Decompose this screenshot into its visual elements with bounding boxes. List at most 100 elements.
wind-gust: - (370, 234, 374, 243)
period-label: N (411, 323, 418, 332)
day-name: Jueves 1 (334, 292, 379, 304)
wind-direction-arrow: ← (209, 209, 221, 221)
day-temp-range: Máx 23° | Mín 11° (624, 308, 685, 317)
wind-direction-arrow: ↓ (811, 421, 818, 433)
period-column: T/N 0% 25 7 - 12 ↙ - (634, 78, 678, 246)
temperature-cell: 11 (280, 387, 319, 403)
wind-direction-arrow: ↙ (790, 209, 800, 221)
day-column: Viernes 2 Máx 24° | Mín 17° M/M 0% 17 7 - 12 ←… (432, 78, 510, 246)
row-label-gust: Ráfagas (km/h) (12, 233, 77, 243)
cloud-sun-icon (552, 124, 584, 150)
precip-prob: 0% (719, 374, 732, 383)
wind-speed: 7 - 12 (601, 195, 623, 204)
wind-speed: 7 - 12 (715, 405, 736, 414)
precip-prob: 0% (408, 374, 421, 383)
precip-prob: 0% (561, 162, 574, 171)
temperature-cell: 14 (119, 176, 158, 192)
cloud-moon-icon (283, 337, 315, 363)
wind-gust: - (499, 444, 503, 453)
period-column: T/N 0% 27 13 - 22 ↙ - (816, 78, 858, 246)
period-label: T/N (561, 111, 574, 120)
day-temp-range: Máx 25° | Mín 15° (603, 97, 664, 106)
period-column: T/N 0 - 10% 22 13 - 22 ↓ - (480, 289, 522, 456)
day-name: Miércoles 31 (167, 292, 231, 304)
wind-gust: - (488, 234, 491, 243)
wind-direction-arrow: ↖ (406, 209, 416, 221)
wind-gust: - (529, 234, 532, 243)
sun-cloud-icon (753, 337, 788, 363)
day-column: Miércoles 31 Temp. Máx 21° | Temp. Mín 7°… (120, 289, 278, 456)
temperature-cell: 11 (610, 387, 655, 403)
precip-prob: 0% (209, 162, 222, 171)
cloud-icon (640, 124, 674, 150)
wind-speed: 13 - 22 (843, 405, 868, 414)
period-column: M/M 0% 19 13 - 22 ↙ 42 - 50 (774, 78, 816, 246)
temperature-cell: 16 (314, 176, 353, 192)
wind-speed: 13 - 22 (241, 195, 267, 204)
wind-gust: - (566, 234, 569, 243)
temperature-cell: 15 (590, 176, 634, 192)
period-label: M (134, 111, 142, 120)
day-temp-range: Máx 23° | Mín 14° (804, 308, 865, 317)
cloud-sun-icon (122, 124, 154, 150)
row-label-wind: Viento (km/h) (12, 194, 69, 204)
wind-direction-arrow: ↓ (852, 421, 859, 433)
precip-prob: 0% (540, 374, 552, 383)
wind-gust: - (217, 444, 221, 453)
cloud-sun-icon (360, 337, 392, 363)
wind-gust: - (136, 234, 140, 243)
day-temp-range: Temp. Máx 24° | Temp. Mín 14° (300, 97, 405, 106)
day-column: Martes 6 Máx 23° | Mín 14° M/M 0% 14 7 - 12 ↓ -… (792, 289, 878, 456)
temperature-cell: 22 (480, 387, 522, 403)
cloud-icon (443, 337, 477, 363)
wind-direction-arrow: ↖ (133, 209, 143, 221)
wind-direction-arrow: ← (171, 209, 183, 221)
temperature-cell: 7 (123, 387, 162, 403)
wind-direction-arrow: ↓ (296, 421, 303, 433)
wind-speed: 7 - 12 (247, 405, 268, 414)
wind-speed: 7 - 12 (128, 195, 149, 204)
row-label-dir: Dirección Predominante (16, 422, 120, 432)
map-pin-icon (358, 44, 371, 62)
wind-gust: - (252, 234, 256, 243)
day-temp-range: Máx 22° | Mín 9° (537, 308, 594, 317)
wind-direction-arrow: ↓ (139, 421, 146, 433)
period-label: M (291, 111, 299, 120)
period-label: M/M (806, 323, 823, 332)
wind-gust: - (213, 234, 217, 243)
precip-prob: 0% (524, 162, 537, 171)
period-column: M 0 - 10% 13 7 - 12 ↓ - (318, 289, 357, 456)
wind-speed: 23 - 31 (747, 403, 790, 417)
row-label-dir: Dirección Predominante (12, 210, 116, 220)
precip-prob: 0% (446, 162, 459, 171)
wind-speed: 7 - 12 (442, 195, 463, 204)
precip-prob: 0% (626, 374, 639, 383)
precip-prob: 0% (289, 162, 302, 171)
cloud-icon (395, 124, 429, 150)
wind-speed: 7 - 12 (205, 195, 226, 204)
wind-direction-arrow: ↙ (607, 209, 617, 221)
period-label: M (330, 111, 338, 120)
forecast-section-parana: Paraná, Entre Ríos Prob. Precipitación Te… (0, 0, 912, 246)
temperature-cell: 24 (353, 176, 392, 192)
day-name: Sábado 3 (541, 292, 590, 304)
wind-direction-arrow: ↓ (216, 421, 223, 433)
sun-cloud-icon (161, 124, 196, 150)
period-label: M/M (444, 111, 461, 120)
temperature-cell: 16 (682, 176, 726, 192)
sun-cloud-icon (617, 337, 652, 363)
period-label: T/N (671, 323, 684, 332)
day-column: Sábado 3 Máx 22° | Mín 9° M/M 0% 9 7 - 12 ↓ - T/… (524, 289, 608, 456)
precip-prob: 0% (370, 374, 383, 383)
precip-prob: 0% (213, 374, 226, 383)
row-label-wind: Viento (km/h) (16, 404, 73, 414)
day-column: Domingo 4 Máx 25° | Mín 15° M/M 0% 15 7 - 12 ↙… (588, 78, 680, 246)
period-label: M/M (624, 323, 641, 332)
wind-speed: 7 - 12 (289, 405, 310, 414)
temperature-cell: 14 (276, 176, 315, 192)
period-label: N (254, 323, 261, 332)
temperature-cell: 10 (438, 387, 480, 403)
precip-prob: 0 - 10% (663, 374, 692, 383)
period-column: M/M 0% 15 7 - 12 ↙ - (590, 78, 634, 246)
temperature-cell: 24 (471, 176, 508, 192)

■ **Aim**:
Reproduce verbatim every line of the items from the very first line through the line containing "wind-gust: - (488, 234, 491, 243)", including that final line.

■ **Exercise answer**:
Decompose this screenshot into its visual elements with bounding boxes. List at most 100 elements.
wind-gust: - (370, 234, 374, 243)
period-label: N (411, 323, 418, 332)
day-name: Jueves 1 (334, 292, 379, 304)
wind-direction-arrow: ← (209, 209, 221, 221)
day-temp-range: Máx 23° | Mín 11° (624, 308, 685, 317)
wind-direction-arrow: ↓ (811, 421, 818, 433)
period-column: T/N 0% 25 7 - 12 ↙ - (634, 78, 678, 246)
temperature-cell: 11 (280, 387, 319, 403)
wind-direction-arrow: ↙ (790, 209, 800, 221)
day-column: Viernes 2 Máx 24° | Mín 17° M/M 0% 17 7 - 12 ←… (432, 78, 510, 246)
row-label-gust: Ráfagas (km/h) (12, 233, 77, 243)
cloud-sun-icon (552, 124, 584, 150)
precip-prob: 0% (719, 374, 732, 383)
wind-speed: 7 - 12 (601, 195, 623, 204)
wind-speed: 7 - 12 (715, 405, 736, 414)
precip-prob: 0% (408, 374, 421, 383)
precip-prob: 0% (561, 162, 574, 171)
temperature-cell: 14 (119, 176, 158, 192)
cloud-moon-icon (283, 337, 315, 363)
wind-gust: - (499, 444, 503, 453)
period-column: T/N 0% 27 13 - 22 ↙ - (816, 78, 858, 246)
period-label: T/N (561, 111, 574, 120)
day-temp-range: Máx 25° | Mín 15° (603, 97, 664, 106)
period-column: T/N 0 - 10% 22 13 - 22 ↓ - (480, 289, 522, 456)
day-name: Miércoles 31 (167, 292, 231, 304)
wind-gust: - (488, 234, 491, 243)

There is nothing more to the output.